:: Materials provided ::
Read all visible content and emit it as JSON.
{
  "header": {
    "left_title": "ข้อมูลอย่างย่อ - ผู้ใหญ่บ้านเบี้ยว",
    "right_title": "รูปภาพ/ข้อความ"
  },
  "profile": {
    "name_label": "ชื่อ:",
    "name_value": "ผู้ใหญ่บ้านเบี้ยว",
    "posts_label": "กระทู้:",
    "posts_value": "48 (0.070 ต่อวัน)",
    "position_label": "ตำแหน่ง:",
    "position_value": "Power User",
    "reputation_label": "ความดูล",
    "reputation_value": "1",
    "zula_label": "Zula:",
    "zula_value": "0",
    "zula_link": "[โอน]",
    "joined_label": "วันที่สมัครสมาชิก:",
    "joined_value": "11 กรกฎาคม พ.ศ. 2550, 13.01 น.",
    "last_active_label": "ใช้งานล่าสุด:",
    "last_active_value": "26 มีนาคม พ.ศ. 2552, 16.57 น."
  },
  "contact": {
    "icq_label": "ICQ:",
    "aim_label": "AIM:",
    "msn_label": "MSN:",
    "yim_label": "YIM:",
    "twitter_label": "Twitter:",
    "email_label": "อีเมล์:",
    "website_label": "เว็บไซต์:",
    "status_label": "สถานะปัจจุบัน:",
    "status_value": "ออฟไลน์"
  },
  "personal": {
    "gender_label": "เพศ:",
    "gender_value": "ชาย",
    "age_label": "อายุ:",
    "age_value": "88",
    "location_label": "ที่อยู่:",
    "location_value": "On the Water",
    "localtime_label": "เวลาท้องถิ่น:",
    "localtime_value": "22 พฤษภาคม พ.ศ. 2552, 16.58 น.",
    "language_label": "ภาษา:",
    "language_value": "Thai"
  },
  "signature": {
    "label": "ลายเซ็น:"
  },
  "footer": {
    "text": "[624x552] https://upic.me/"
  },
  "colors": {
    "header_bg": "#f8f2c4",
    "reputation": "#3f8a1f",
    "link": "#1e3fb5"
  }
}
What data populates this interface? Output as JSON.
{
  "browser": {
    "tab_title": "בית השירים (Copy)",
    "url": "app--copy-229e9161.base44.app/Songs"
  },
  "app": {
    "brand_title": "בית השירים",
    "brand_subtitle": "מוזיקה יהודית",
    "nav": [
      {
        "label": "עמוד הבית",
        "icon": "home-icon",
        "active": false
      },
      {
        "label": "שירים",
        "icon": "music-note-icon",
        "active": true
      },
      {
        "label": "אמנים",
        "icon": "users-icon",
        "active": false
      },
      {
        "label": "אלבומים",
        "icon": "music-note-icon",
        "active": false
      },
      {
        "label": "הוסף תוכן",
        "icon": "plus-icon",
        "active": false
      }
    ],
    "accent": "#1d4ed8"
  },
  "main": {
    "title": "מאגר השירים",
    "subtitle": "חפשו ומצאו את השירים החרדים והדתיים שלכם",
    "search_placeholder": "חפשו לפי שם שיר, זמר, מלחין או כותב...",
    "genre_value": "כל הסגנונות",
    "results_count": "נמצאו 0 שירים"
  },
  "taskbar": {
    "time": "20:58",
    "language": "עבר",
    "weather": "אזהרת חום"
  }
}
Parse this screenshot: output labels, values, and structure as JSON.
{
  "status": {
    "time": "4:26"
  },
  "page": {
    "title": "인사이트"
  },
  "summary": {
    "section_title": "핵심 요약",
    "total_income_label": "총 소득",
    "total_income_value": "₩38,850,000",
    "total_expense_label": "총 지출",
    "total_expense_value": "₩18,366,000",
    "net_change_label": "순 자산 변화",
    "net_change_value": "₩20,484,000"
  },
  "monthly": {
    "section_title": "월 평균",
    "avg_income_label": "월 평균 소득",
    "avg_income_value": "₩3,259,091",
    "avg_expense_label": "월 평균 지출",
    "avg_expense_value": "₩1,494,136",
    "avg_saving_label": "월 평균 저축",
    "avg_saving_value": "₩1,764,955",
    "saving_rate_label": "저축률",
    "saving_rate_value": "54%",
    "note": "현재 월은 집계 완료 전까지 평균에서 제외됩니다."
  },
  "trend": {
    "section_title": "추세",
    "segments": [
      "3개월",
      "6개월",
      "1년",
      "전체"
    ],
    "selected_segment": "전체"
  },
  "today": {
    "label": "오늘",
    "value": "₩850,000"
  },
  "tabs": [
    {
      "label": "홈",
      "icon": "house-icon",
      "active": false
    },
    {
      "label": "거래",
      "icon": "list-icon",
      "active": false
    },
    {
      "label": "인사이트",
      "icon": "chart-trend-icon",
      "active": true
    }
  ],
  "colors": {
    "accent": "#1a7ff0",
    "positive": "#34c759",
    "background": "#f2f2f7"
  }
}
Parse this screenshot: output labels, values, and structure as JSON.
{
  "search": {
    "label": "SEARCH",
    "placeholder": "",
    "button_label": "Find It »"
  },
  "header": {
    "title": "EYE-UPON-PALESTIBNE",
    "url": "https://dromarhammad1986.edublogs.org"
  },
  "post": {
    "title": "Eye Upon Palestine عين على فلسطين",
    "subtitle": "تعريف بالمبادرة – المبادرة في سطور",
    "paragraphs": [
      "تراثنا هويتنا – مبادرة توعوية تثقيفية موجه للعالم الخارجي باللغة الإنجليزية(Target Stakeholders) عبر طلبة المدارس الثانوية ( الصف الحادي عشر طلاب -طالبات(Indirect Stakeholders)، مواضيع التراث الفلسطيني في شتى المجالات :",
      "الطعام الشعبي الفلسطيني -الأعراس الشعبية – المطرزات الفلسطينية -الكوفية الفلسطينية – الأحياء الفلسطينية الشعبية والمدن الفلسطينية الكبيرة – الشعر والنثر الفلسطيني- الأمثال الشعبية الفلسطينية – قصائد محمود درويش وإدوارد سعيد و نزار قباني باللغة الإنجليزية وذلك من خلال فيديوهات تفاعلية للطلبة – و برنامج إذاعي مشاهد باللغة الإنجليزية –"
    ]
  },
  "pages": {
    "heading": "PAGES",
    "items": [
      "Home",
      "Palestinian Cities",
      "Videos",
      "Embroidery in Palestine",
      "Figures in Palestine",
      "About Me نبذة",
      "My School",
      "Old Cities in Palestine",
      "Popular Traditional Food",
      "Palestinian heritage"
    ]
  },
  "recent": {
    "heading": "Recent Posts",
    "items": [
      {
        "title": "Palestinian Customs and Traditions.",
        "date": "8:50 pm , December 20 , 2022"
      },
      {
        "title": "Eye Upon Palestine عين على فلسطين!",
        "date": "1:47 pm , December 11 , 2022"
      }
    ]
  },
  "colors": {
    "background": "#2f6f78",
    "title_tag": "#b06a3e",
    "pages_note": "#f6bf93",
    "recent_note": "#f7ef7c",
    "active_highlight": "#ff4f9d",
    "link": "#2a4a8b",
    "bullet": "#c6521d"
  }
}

:: Exercise description ::
Retype the data in full and match it exactly.

:: Written answer ::
Read all visible content and emit it as JSON.
{
  "header": {
    "left_title": "ข้อมูลอย่างย่อ - ผู้ใหญ่บ้านเบี้ยว",
    "right_title": "รูปภาพ/ข้อความ"
  },
  "profile": {
    "name_label": "ชื่อ:",
    "name_value": "ผู้ใหญ่บ้านเบี้ยว",
    "posts_label": "กระทู้:",
    "posts_value": "48 (0.070 ต่อวัน)",
    "position_label": "ตำแหน่ง:",
    "position_value": "Power User",
    "reputation_label": "ความดูล",
    "reputation_value": "1",
    "zula_label": "Zula:",
    "zula_value": "0",
    "zula_link": "[โอน]",
    "joined_label": "วันที่สมัครสมาชิก:",
    "joined_value": "11 กรกฎาคม พ.ศ. 2550, 13.01 น.",
    "last_active_label": "ใช้งานล่าสุด:",
    "last_active_value": "26 มีนาคม พ.ศ. 2552, 16.57 น."
  },
  "contact": {
    "icq_label": "ICQ:",
    "aim_label": "AIM:",
    "msn_label": "MSN:",
    "yim_label": "YIM:",
    "twitter_label": "Twitter:",
    "email_label": "อีเมล์:",
    "website_label": "เว็บไซต์:",
    "status_label": "สถานะปัจจุบัน:",
    "status_value": "ออฟไลน์"
  },
  "personal": {
    "gender_label": "เพศ:",
    "gender_value": "ชาย",
    "age_label": "อายุ:",
    "age_value": "88",
    "location_label": "ที่อยู่:",
    "location_value": "On the Water",
    "localtime_label": "เวลาท้องถิ่น:",
    "localtime_value": "22 พฤษภาคม พ.ศ. 2552, 16.58 น.",
    "language_label": "ภาษา:",
    "language_value": "Thai"
  },
  "signature": {
    "label": "ลายเซ็น:"
  },
  "footer": {
    "text": "[624x552] https://upic.me/"
  },
  "colors": {
    "header_bg": "#f8f2c4",
    "reputation": "#3f8a1f",
    "link": "#1e3fb5"
  }
}
What data populates this interface? Output as JSON.
{
  "browser": {
    "tab_title": "בית השירים (Copy)",
    "url": "app--copy-229e9161.base44.app/Songs"
  },
  "app": {
    "brand_title": "בית השירים",
    "brand_subtitle": "מוזיקה יהודית",
    "nav": [
      {
        "label": "עמוד הבית",
        "icon": "home-icon",
        "active": false
      },
      {
        "label": "שירים",
        "icon": "music-note-icon",
        "active": true
      },
      {
        "label": "אמנים",
        "icon": "users-icon",
        "active": false
      },
      {
        "label": "אלבומים",
        "icon": "music-note-icon",
        "active": false
      },
      {
        "label": "הוסף תוכן",
        "icon": "plus-icon",
        "active": false
      }
    ],
    "accent": "#1d4ed8"
  },
  "main": {
    "title": "מאגר השירים",
    "subtitle": "חפשו ומצאו את השירים החרדים והדתיים שלכם",
    "search_placeholder": "חפשו לפי שם שיר, זמר, מלחין או כותב...",
    "genre_value": "כל הסגנונות",
    "results_count": "נמצאו 0 שירים"
  },
  "taskbar": {
    "time": "20:58",
    "language": "עבר",
    "weather": "אזהרת חום"
  }
}
Parse this screenshot: output labels, values, and structure as JSON.
{
  "status": {
    "time": "4:26"
  },
  "page": {
    "title": "인사이트"
  },
  "summary": {
    "section_title": "핵심 요약",
    "total_income_label": "총 소득",
    "total_income_value": "₩38,850,000",
    "total_expense_label": "총 지출",
    "total_expense_value": "₩18,366,000",
    "net_change_label": "순 자산 변화",
    "net_change_value": "₩20,484,000"
  },
  "monthly": {
    "section_title": "월 평균",
    "avg_income_label": "월 평균 소득",
    "avg_income_value": "₩3,259,091",
    "avg_expense_label": "월 평균 지출",
    "avg_expense_value": "₩1,494,136",
    "avg_saving_label": "월 평균 저축",
    "avg_saving_value": "₩1,764,955",
    "saving_rate_label": "저축률",
    "saving_rate_value": "54%",
    "note": "현재 월은 집계 완료 전까지 평균에서 제외됩니다."
  },
  "trend": {
    "section_title": "추세",
    "segments": [
      "3개월",
      "6개월",
      "1년",
      "전체"
    ],
    "selected_segment": "전체"
  },
  "today": {
    "label": "오늘",
    "value": "₩850,000"
  },
  "tabs": [
    {
      "label": "홈",
      "icon": "house-icon",
      "active": false
    },
    {
      "label": "거래",
      "icon": "list-icon",
      "active": false
    },
    {
      "label": "인사이트",
      "icon": "chart-trend-icon",
      "active": true
    }
  ],
  "colors": {
    "accent": "#1a7ff0",
    "positive": "#34c759",
    "background": "#f2f2f7"
  }
}
Parse this screenshot: output labels, values, and structure as JSON.
{
  "search": {
    "label": "SEARCH",
    "placeholder": "",
    "button_label": "Find It »"
  },
  "header": {
    "title": "EYE-UPON-PALESTIBNE",
    "url": "https://dromarhammad1986.edublogs.org"
  },
  "post": {
    "title": "Eye Upon Palestine عين على فلسطين",
    "subtitle": "تعريف بالمبادرة – المبادرة في سطور",
    "paragraphs": [
      "تراثنا هويتنا – مبادرة توعوية تثقيفية موجه للعالم الخارجي باللغة الإنجليزية(Target Stakeholders) عبر طلبة المدارس الثانوية ( الصف الحادي عشر طلاب -طالبات(Indirect Stakeholders)، مواضيع التراث الفلسطيني في شتى المجالات :",
      "الطعام الشعبي الفلسطيني -الأعراس الشعبية – المطرزات الفلسطينية -الكوفية الفلسطينية – الأحياء الفلسطينية الشعبية والمدن الفلسطينية الكبيرة – الشعر والنثر الفلسطيني- الأمثال الشعبية الفلسطينية – قصائد محمود درويش وإدوارد سعيد و نزار قباني باللغة الإنجليزية وذلك من خلال فيديوهات تفاعلية للطلبة – و برنامج إذاعي مشاهد باللغة الإنجليزية –"
    ]
  },
  "pages": {
    "heading": "PAGES",
    "items": [
      "Home",
      "Palestinian Cities",
      "Videos",
      "Embroidery in Palestine",
      "Figures in Palestine",
      "About Me نبذة",
      "My School",
      "Old Cities in Palestine",
      "Popular Traditional Food",
      "Palestinian heritage"
    ]
  },
  "recent": {
    "heading": "Recent Posts",
    "items": [
      {
        "title": "Palestinian Customs and Traditions.",
        "date": "8:50 pm , December 20 , 2022"
      },
      {
        "title": "Eye Upon Palestine عين على فلسطين!",
        "date": "1:47 pm , December 11 , 2022"
      }
    ]
  },
  "colors": {
    "background": "#2f6f78",
    "title_tag": "#b06a3e",
    "pages_note": "#f6bf93",
    "recent_note": "#f7ef7c",
    "active_highlight": "#ff4f9d",
    "link": "#2a4a8b",
    "bullet": "#c6521d"
  }
}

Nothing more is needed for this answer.